• [What you have to do] Answer with nothing but the number of lines that include the word "name".

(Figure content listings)

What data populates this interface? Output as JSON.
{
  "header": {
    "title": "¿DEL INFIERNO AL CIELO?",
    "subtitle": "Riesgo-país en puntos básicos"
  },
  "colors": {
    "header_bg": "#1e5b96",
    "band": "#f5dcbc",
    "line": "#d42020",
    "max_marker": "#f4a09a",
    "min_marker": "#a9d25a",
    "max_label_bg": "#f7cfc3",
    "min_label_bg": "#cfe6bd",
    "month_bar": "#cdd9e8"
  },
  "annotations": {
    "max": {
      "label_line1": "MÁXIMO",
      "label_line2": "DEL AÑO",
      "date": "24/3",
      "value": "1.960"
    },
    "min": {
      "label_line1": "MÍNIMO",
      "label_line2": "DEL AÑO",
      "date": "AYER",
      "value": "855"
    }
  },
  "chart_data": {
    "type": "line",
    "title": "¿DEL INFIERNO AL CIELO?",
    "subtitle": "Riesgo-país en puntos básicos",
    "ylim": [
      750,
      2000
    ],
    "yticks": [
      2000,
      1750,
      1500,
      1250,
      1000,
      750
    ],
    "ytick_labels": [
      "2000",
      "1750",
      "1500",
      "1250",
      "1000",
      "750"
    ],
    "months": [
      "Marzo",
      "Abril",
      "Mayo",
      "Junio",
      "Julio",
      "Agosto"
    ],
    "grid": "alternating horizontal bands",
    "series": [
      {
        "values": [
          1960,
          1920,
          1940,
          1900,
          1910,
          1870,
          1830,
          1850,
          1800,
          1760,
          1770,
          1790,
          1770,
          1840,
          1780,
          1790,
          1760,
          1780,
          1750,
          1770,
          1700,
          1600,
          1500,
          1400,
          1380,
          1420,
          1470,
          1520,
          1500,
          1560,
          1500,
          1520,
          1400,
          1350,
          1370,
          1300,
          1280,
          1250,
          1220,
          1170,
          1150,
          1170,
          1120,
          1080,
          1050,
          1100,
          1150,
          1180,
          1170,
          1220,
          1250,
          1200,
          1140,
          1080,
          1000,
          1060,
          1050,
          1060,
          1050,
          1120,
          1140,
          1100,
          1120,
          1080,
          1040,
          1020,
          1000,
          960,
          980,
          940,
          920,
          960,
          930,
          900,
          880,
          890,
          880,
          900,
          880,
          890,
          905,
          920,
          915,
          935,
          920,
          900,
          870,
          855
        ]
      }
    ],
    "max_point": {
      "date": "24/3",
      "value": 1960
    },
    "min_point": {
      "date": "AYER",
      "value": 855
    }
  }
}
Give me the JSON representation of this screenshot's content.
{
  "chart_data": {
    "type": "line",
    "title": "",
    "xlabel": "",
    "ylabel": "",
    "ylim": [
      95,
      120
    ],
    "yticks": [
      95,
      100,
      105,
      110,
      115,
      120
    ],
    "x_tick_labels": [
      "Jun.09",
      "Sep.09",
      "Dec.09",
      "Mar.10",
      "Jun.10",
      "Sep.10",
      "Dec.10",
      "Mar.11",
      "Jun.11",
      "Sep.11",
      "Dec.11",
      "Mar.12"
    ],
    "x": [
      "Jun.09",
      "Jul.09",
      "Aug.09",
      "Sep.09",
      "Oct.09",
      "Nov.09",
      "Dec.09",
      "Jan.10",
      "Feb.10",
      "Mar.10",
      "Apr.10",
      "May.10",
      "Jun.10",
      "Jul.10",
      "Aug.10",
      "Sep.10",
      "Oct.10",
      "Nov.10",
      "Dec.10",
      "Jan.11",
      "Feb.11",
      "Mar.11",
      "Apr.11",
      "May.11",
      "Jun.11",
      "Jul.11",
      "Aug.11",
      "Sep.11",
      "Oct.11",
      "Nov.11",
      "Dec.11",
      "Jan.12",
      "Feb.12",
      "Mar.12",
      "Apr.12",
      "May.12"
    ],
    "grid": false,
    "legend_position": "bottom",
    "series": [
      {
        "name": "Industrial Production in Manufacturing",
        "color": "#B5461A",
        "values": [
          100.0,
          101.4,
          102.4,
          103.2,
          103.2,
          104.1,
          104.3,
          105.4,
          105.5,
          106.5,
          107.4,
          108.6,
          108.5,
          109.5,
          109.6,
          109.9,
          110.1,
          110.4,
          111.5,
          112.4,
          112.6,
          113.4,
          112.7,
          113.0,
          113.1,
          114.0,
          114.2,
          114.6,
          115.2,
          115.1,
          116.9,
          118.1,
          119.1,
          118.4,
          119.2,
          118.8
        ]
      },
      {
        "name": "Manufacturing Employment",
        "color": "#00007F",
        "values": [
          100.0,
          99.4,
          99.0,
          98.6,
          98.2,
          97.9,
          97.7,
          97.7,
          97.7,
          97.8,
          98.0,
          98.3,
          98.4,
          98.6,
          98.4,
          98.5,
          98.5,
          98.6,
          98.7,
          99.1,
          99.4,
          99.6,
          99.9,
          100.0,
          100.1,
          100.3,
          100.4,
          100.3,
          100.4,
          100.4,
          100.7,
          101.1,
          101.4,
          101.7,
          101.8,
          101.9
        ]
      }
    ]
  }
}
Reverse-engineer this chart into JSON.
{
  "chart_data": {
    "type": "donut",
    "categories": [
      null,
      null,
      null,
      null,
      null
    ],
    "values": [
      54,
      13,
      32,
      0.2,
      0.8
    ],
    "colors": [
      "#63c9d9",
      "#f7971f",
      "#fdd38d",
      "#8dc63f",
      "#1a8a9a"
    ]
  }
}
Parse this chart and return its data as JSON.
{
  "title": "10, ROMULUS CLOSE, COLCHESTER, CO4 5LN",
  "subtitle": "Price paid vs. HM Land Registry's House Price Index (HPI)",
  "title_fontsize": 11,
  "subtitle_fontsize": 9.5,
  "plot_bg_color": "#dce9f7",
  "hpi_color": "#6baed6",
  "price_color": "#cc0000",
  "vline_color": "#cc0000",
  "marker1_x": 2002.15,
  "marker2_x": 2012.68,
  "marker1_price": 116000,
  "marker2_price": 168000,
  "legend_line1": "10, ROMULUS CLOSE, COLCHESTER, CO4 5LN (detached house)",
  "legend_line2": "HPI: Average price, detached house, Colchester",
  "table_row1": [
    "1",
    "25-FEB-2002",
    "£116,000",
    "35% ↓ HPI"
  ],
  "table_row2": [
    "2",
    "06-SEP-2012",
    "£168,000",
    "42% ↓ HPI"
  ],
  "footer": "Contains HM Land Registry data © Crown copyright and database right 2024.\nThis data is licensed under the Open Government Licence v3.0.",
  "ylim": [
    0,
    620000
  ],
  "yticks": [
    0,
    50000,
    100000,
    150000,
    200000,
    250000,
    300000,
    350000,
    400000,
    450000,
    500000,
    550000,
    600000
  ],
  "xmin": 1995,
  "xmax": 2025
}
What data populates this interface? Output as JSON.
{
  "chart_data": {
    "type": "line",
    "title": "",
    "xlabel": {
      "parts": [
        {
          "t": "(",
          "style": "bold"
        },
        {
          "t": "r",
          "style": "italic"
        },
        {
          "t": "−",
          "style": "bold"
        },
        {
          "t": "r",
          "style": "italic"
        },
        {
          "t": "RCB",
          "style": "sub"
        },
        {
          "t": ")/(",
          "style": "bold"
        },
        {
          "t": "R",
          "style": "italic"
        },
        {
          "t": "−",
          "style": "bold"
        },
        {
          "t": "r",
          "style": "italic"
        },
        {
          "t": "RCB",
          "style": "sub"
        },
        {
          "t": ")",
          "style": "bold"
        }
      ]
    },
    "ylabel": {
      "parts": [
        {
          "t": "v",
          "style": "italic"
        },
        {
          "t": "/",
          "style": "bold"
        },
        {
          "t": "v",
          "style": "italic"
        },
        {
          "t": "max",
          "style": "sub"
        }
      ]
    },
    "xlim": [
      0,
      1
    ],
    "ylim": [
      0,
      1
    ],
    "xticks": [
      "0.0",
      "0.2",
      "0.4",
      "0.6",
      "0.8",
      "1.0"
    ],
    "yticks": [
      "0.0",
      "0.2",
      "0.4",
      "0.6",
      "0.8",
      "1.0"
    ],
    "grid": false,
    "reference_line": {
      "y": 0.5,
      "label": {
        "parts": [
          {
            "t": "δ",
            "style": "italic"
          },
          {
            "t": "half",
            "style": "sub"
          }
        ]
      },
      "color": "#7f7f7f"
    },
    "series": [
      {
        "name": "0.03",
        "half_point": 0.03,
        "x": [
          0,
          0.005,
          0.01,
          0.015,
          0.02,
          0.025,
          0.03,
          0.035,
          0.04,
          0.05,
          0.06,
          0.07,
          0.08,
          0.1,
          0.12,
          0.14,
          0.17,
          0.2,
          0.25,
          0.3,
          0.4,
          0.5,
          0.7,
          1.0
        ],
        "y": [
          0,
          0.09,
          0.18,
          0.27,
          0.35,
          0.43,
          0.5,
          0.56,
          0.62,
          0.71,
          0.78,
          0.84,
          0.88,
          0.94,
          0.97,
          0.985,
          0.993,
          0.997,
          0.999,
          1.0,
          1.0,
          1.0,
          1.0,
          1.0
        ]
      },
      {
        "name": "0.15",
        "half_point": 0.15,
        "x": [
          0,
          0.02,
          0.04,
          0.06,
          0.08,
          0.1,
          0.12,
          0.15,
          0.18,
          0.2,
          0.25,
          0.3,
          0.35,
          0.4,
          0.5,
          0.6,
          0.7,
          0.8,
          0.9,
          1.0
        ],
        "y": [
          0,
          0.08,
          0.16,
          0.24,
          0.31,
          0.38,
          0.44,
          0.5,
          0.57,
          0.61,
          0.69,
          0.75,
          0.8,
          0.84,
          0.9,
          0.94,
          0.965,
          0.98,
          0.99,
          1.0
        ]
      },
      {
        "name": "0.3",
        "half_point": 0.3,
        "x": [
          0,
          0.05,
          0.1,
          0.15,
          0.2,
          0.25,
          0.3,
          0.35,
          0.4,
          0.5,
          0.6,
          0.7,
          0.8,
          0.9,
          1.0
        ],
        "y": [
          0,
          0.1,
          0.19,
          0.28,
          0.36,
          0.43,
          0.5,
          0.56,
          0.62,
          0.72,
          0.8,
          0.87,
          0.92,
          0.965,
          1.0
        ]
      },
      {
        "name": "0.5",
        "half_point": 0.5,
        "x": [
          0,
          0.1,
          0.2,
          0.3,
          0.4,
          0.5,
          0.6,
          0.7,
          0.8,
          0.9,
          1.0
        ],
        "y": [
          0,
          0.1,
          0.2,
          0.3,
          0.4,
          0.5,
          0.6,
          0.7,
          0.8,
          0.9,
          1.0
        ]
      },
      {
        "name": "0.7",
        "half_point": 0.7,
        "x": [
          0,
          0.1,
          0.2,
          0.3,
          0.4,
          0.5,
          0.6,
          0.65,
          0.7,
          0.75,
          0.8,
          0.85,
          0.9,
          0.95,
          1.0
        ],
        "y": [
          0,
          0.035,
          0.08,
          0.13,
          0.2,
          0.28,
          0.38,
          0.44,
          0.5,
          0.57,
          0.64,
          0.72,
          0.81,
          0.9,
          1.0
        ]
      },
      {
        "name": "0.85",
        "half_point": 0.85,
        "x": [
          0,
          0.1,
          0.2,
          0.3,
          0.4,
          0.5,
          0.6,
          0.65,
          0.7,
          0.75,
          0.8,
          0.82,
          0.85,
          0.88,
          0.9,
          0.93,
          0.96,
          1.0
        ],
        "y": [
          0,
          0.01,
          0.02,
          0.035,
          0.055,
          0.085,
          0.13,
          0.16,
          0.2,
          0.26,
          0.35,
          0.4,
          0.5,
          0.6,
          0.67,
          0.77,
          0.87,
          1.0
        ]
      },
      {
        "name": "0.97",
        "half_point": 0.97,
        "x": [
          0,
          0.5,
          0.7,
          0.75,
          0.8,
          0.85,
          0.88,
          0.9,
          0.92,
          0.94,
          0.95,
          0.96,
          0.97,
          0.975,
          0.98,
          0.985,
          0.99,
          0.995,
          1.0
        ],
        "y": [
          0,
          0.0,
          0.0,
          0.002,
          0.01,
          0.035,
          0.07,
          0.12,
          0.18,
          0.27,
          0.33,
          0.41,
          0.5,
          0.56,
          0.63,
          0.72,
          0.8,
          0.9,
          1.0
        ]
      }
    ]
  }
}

• [Problem solution] 9